- Description of the task: Below are records; reproduce exactly the lines from the one containing "Transcribe the text in this document." through the end, both included, and only those.

(Saved data entries)
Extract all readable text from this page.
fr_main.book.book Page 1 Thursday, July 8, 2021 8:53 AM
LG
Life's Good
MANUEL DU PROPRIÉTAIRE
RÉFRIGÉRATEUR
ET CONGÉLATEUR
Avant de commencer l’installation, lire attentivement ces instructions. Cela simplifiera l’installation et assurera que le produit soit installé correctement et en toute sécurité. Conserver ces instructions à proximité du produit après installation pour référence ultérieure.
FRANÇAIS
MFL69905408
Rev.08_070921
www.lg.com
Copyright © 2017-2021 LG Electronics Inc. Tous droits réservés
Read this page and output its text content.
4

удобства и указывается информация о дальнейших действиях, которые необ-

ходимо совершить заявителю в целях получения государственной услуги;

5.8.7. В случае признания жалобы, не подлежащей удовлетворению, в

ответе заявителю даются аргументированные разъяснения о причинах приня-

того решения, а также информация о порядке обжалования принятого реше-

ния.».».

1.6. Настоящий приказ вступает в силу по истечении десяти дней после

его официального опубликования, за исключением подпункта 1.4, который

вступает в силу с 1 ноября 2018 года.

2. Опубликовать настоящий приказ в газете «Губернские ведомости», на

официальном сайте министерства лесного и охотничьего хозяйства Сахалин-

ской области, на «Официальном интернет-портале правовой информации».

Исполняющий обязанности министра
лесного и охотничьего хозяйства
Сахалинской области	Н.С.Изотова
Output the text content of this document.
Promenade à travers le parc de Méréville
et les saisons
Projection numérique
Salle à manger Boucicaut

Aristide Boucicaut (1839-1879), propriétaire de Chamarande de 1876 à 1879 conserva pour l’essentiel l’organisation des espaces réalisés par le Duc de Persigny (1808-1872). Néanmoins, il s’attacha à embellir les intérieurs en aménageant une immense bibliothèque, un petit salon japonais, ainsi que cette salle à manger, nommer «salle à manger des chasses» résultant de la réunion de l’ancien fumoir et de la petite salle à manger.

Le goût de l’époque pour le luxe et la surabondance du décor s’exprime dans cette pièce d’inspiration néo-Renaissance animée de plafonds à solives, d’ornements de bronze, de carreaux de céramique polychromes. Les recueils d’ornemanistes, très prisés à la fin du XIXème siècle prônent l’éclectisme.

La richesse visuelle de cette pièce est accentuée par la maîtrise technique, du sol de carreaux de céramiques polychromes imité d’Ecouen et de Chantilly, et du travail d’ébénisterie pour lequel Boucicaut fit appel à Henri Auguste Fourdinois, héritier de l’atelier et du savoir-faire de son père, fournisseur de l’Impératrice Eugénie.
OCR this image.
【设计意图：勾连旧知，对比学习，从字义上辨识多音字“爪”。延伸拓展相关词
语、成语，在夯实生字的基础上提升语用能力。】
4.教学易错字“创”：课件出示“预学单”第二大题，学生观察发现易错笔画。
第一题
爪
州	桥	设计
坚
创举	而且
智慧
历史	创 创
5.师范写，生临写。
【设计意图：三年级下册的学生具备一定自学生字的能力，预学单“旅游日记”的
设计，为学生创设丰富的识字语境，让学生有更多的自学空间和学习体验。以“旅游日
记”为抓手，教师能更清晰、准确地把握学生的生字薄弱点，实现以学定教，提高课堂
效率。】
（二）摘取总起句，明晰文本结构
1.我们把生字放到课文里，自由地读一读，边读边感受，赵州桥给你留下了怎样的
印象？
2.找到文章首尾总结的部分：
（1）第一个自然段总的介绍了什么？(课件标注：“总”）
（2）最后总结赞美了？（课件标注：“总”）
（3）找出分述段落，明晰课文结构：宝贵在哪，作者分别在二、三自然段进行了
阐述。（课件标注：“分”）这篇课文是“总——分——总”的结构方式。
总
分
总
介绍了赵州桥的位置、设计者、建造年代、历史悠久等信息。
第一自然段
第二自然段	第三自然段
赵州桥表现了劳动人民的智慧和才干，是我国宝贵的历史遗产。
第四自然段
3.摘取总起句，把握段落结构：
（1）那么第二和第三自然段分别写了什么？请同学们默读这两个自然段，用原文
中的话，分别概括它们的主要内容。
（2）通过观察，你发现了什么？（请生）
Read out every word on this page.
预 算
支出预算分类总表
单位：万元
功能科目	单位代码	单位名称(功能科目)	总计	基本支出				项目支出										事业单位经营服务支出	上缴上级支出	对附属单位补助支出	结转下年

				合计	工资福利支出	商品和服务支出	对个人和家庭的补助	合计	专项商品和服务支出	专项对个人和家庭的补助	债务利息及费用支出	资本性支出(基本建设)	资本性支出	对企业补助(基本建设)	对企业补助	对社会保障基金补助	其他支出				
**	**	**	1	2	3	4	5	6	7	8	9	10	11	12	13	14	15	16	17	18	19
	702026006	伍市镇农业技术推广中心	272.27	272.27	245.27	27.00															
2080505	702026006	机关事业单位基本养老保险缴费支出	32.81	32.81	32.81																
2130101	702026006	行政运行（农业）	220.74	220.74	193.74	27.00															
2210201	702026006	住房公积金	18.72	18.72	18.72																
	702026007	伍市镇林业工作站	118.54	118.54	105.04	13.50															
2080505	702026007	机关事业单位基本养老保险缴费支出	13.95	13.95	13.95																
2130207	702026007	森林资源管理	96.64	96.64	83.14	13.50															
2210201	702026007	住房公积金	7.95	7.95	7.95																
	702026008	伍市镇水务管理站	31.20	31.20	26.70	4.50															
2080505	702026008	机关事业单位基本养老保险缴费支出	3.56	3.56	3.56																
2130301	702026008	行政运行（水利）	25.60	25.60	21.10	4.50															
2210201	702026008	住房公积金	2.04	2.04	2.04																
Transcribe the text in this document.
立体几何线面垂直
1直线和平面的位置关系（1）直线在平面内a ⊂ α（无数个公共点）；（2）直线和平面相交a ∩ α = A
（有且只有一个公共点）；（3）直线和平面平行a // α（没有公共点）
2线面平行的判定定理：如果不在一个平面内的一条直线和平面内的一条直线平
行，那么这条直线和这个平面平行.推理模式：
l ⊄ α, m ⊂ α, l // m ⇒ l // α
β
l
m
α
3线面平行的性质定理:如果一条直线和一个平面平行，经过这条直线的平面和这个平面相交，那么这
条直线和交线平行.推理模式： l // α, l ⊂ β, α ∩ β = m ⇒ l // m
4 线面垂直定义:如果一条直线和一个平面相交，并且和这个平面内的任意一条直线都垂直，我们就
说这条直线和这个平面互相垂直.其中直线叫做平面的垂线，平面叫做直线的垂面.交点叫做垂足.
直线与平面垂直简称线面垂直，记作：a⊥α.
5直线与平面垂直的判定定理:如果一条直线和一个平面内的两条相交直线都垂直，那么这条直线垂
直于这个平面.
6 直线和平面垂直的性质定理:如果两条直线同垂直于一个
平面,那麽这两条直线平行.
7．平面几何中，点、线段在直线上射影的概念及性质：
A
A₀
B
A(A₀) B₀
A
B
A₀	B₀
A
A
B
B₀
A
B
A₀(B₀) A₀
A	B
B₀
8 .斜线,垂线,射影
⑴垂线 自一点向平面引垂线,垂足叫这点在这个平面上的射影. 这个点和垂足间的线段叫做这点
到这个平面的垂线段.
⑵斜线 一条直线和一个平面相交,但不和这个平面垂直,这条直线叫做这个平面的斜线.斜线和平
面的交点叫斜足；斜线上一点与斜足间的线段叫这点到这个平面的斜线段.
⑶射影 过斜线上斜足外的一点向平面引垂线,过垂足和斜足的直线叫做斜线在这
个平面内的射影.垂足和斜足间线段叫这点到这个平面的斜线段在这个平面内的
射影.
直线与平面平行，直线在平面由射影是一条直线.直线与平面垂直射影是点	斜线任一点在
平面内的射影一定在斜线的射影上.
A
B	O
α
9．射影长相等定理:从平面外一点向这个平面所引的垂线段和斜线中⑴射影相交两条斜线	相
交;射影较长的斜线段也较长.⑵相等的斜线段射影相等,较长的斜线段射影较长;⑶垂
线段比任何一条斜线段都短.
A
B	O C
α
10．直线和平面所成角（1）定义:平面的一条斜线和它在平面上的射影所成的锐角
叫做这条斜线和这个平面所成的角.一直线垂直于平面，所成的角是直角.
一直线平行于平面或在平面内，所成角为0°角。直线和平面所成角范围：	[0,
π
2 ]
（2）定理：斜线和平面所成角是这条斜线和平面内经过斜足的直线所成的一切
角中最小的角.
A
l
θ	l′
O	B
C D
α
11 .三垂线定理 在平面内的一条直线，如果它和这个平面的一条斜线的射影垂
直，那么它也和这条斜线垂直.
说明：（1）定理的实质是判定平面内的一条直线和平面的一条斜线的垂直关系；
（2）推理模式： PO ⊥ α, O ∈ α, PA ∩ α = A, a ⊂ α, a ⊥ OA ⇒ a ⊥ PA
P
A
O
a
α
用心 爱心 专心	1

- Solution to this exercise:
Transcribe the text in this document.
立体几何线面垂直
1直线和平面的位置关系（1）直线在平面内a ⊂ α（无数个公共点）；（2）直线和平面相交a ∩ α = A
（有且只有一个公共点）；（3）直线和平面平行a // α（没有公共点）
2线面平行的判定定理：如果不在一个平面内的一条直线和平面内的一条直线平
行，那么这条直线和这个平面平行.推理模式：
l ⊄ α, m ⊂ α, l // m ⇒ l // α
β
l
m
α
3线面平行的性质定理:如果一条直线和一个平面平行，经过这条直线的平面和这个平面相交，那么这
条直线和交线平行.推理模式： l // α, l ⊂ β, α ∩ β = m ⇒ l // m
4 线面垂直定义:如果一条直线和一个平面相交，并且和这个平面内的任意一条直线都垂直，我们就
说这条直线和这个平面互相垂直.其中直线叫做平面的垂线，平面叫做直线的垂面.交点叫做垂足.
直线与平面垂直简称线面垂直，记作：a⊥α.
5直线与平面垂直的判定定理:如果一条直线和一个平面内的两条相交直线都垂直，那么这条直线垂
直于这个平面.
6 直线和平面垂直的性质定理:如果两条直线同垂直于一个
平面,那麽这两条直线平行.
7．平面几何中，点、线段在直线上射影的概念及性质：
A
A₀
B
A(A₀) B₀
A
B
A₀	B₀
A
A
B
B₀
A
B
A₀(B₀) A₀
A	B
B₀
8 .斜线,垂线,射影
⑴垂线 自一点向平面引垂线,垂足叫这点在这个平面上的射影. 这个点和垂足间的线段叫做这点
到这个平面的垂线段.
⑵斜线 一条直线和一个平面相交,但不和这个平面垂直,这条直线叫做这个平面的斜线.斜线和平
面的交点叫斜足；斜线上一点与斜足间的线段叫这点到这个平面的斜线段.
⑶射影 过斜线上斜足外的一点向平面引垂线,过垂足和斜足的直线叫做斜线在这
个平面内的射影.垂足和斜足间线段叫这点到这个平面的斜线段在这个平面内的
射影.
直线与平面平行，直线在平面由射影是一条直线.直线与平面垂直射影是点	斜线任一点在
平面内的射影一定在斜线的射影上.
A
B	O
α
9．射影长相等定理:从平面外一点向这个平面所引的垂线段和斜线中⑴射影相交两条斜线	相
交;射影较长的斜线段也较长.⑵相等的斜线段射影相等,较长的斜线段射影较长;⑶垂
线段比任何一条斜线段都短.
A
B	O C
α
10．直线和平面所成角（1）定义:平面的一条斜线和它在平面上的射影所成的锐角
叫做这条斜线和这个平面所成的角.一直线垂直于平面，所成的角是直角.
一直线平行于平面或在平面内，所成角为0°角。直线和平面所成角范围：	[0,
π
2 ]
（2）定理：斜线和平面所成角是这条斜线和平面内经过斜足的直线所成的一切
角中最小的角.
A
l
θ	l′
O	B
C D
α
11 .三垂线定理 在平面内的一条直线，如果它和这个平面的一条斜线的射影垂
直，那么它也和这条斜线垂直.
说明：（1）定理的实质是判定平面内的一条直线和平面的一条斜线的垂直关系；
（2）推理模式： PO ⊥ α, O ∈ α, PA ∩ α = A, a ⊂ α, a ⊥ OA ⇒ a ⊥ PA
P
A
O
a
α
用心 爱心 专心	1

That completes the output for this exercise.